Lines that contain "base" are to be counted; give only their number.

Collected data entries:
· · · · · · ·
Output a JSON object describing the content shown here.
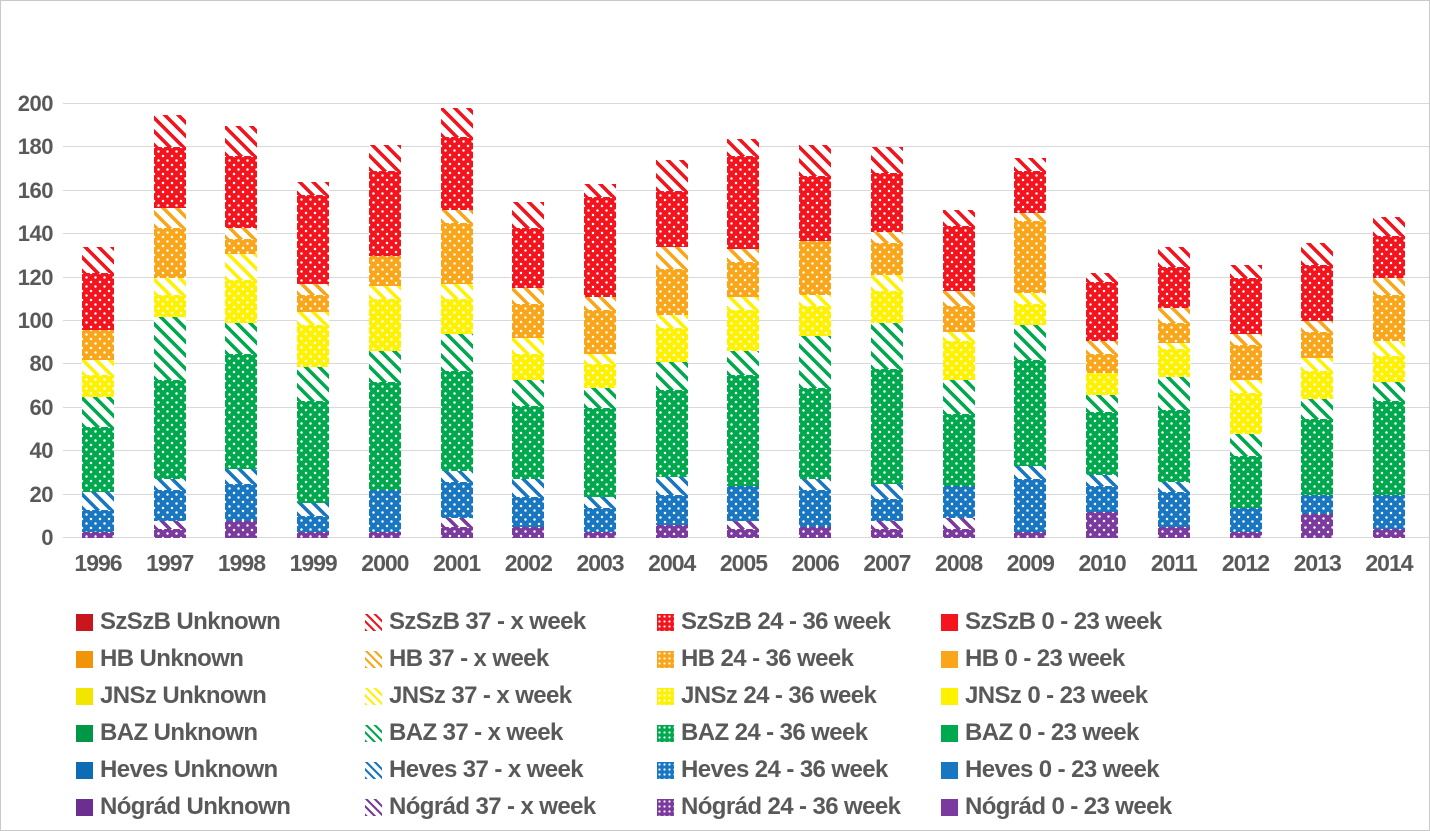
{
  "chart_data": {
    "type": "bar",
    "stacked": true,
    "title": "",
    "xlabel": "",
    "ylabel": "",
    "categories": [
      "1996",
      "1997",
      "1998",
      "1999",
      "2000",
      "2001",
      "2002",
      "2003",
      "2004",
      "2005",
      "2006",
      "2007",
      "2008",
      "2009",
      "2010",
      "2011",
      "2012",
      "2013",
      "2014"
    ],
    "ylim": [
      0,
      200
    ],
    "yticks": [
      0,
      20,
      40,
      60,
      80,
      100,
      120,
      140,
      160,
      180,
      200
    ],
    "grid": true,
    "legend_position": "bottom",
    "colors": {
      "SzSzB": {
        "base": "#F3141E",
        "dark": "#C9161E"
      },
      "HB": {
        "base": "#FAA61A",
        "dark": "#F0940A"
      },
      "JNSz": {
        "base": "#FFF200",
        "dark": "#F2E500"
      },
      "BAZ": {
        "base": "#00A94E",
        "dark": "#009847"
      },
      "Heves": {
        "base": "#1877C0",
        "dark": "#0E6CB4"
      },
      "Nógrád": {
        "base": "#7B3A9E",
        "dark": "#6C2F90"
      }
    },
    "series": [
      {
        "label": "SzSzB Unknown",
        "region": "SzSzB",
        "band": "Unknown",
        "pattern": "solid-dark",
        "values": [
          0,
          0,
          0,
          0,
          0,
          0,
          0,
          0,
          0,
          0,
          0,
          0,
          0,
          0,
          0,
          0,
          0,
          0,
          0
        ]
      },
      {
        "label": "SzSzB 37 - x week",
        "region": "SzSzB",
        "band": "37 - x week",
        "pattern": "striped",
        "values": [
          12,
          15,
          14,
          6,
          12,
          13,
          12,
          6,
          14,
          8,
          14,
          12,
          7,
          6,
          4,
          9,
          6,
          10,
          9
        ]
      },
      {
        "label": "SzSzB 24 - 36 week",
        "region": "SzSzB",
        "band": "24 - 36 week",
        "pattern": "dotted",
        "values": [
          26,
          28,
          33,
          41,
          39,
          34,
          28,
          46,
          26,
          43,
          30,
          27,
          30,
          19,
          27,
          19,
          26,
          26,
          19
        ]
      },
      {
        "label": "SzSzB 0 - 23 week",
        "region": "SzSzB",
        "band": "0 - 23 week",
        "pattern": "solid",
        "values": [
          0,
          0,
          0,
          0,
          0,
          0,
          0,
          0,
          0,
          0,
          0,
          0,
          0,
          0,
          0,
          0,
          0,
          0,
          0
        ]
      },
      {
        "label": "HB Unknown",
        "region": "HB",
        "band": "Unknown",
        "pattern": "solid-dark",
        "values": [
          0,
          0,
          0,
          0,
          0,
          0,
          0,
          0,
          0,
          0,
          0,
          0,
          0,
          0,
          0,
          0,
          0,
          0,
          0
        ]
      },
      {
        "label": "HB 37 - x week",
        "region": "HB",
        "band": "37 - x week",
        "pattern": "striped",
        "values": [
          0,
          9,
          5,
          5,
          0,
          6,
          7,
          6,
          10,
          6,
          0,
          5,
          7,
          4,
          6,
          7,
          5,
          5,
          8
        ]
      },
      {
        "label": "HB 24 - 36 week",
        "region": "HB",
        "band": "24 - 36 week",
        "pattern": "dotted",
        "values": [
          14,
          23,
          7,
          8,
          14,
          28,
          16,
          20,
          21,
          16,
          25,
          15,
          12,
          33,
          9,
          9,
          16,
          12,
          21
        ]
      },
      {
        "label": "HB 0 - 23 week",
        "region": "HB",
        "band": "0 - 23 week",
        "pattern": "solid",
        "values": [
          0,
          0,
          0,
          0,
          0,
          0,
          0,
          0,
          0,
          0,
          0,
          0,
          0,
          0,
          0,
          0,
          0,
          0,
          0
        ]
      },
      {
        "label": "JNSz Unknown",
        "region": "JNSz",
        "band": "Unknown",
        "pattern": "solid-dark",
        "values": [
          0,
          0,
          0,
          0,
          0,
          0,
          0,
          0,
          0,
          0,
          0,
          0,
          0,
          0,
          0,
          0,
          0,
          0,
          0
        ]
      },
      {
        "label": "JNSz 37 - x week",
        "region": "JNSz",
        "band": "37 - x week",
        "pattern": "striped",
        "values": [
          7,
          8,
          12,
          6,
          6,
          7,
          7,
          5,
          6,
          6,
          5,
          7,
          4,
          5,
          0,
          3,
          6,
          6,
          7
        ]
      },
      {
        "label": "JNSz 24 - 36 week",
        "region": "JNSz",
        "band": "24 - 36 week",
        "pattern": "dotted",
        "values": [
          10,
          10,
          20,
          19,
          24,
          16,
          12,
          11,
          16,
          19,
          14,
          15,
          18,
          10,
          10,
          13,
          19,
          13,
          12
        ]
      },
      {
        "label": "JNSz 0 - 23 week",
        "region": "JNSz",
        "band": "0 - 23 week",
        "pattern": "solid",
        "values": [
          0,
          0,
          0,
          0,
          0,
          0,
          0,
          0,
          0,
          0,
          0,
          0,
          0,
          0,
          0,
          0,
          0,
          0,
          0
        ]
      },
      {
        "label": "BAZ Unknown",
        "region": "BAZ",
        "band": "Unknown",
        "pattern": "solid-dark",
        "values": [
          0,
          0,
          0,
          0,
          0,
          0,
          0,
          0,
          0,
          0,
          0,
          0,
          0,
          0,
          0,
          0,
          0,
          0,
          0
        ]
      },
      {
        "label": "BAZ 37 - x week",
        "region": "BAZ",
        "band": "37 - x week",
        "pattern": "striped",
        "values": [
          14,
          29,
          14,
          16,
          14,
          17,
          12,
          9,
          13,
          11,
          24,
          21,
          16,
          16,
          8,
          15,
          10,
          9,
          9
        ]
      },
      {
        "label": "BAZ 24 - 36 week",
        "region": "BAZ",
        "band": "24 - 36 week",
        "pattern": "dotted",
        "values": [
          30,
          46,
          53,
          47,
          50,
          46,
          34,
          41,
          40,
          51,
          42,
          53,
          33,
          49,
          29,
          33,
          24,
          35,
          43
        ]
      },
      {
        "label": "BAZ 0 - 23 week",
        "region": "BAZ",
        "band": "0 - 23 week",
        "pattern": "solid",
        "values": [
          0,
          0,
          0,
          0,
          0,
          0,
          0,
          0,
          0,
          0,
          0,
          0,
          0,
          0,
          0,
          0,
          0,
          0,
          0
        ]
      },
      {
        "label": "Heves Unknown",
        "region": "Heves",
        "band": "Unknown",
        "pattern": "solid-dark",
        "values": [
          0,
          0,
          0,
          0,
          0,
          0,
          0,
          0,
          0,
          0,
          0,
          0,
          0,
          0,
          0,
          0,
          0,
          0,
          0
        ]
      },
      {
        "label": "Heves 37 - x week",
        "region": "Heves",
        "band": "37 - x week",
        "pattern": "striped",
        "values": [
          8,
          5,
          7,
          6,
          0,
          5,
          8,
          5,
          8,
          0,
          5,
          7,
          0,
          6,
          5,
          5,
          0,
          0,
          0
        ]
      },
      {
        "label": "Heves 24 - 36 week",
        "region": "Heves",
        "band": "24 - 36 week",
        "pattern": "dotted",
        "values": [
          10,
          14,
          17,
          7,
          19,
          17,
          14,
          11,
          14,
          16,
          17,
          10,
          15,
          24,
          12,
          16,
          11,
          9,
          16
        ]
      },
      {
        "label": "Heves 0 - 23 week",
        "region": "Heves",
        "band": "0 - 23 week",
        "pattern": "solid",
        "values": [
          0,
          0,
          0,
          0,
          0,
          0,
          0,
          0,
          0,
          0,
          0,
          0,
          0,
          0,
          0,
          0,
          0,
          0,
          0
        ]
      },
      {
        "label": "Nógrád Unknown",
        "region": "Nógrád",
        "band": "Unknown",
        "pattern": "solid-dark",
        "values": [
          0,
          0,
          0,
          0,
          0,
          0,
          0,
          0,
          0,
          0,
          0,
          0,
          0,
          0,
          0,
          0,
          0,
          0,
          0
        ]
      },
      {
        "label": "Nógrád 37 - x week",
        "region": "Nógrád",
        "band": "37 - x week",
        "pattern": "striped",
        "values": [
          0,
          4,
          0,
          0,
          0,
          4,
          0,
          0,
          0,
          4,
          0,
          4,
          5,
          0,
          0,
          0,
          0,
          0,
          0
        ]
      },
      {
        "label": "Nógrád 24 - 36 week",
        "region": "Nógrád",
        "band": "24 - 36 week",
        "pattern": "dotted",
        "values": [
          3,
          4,
          8,
          3,
          3,
          5,
          5,
          3,
          6,
          4,
          5,
          4,
          4,
          3,
          12,
          5,
          3,
          11,
          4
        ]
      },
      {
        "label": "Nógrád 0 - 23 week",
        "region": "Nógrád",
        "band": "0 - 23 week",
        "pattern": "solid",
        "values": [
          0,
          0,
          0,
          0,
          0,
          0,
          0,
          0,
          0,
          0,
          0,
          0,
          0,
          0,
          0,
          0,
          0,
          0,
          0
        ]
      }
    ],
    "stack_order": [
      "Nógrád 0 - 23 week",
      "Nógrád 24 - 36 week",
      "Nógrád 37 - x week",
      "Nógrád Unknown",
      "Heves 0 - 23 week",
      "Heves 24 - 36 week",
      "Heves 37 - x week",
      "Heves Unknown",
      "BAZ 0 - 23 week",
      "BAZ 24 - 36 week",
      "BAZ 37 - x week",
      "BAZ Unknown",
      "JNSz 0 - 23 week",
      "JNSz 24 - 36 week",
      "JNSz 37 - x week",
      "JNSz Unknown",
      "HB 0 - 23 week",
      "HB 24 - 36 week",
      "HB 37 - x week",
      "HB Unknown",
      "SzSzB 0 - 23 week",
      "SzSzB 24 - 36 week",
      "SzSzB 37 - x week",
      "SzSzB Unknown"
    ]
  }
}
· · · · · · ·
Worked answer: 6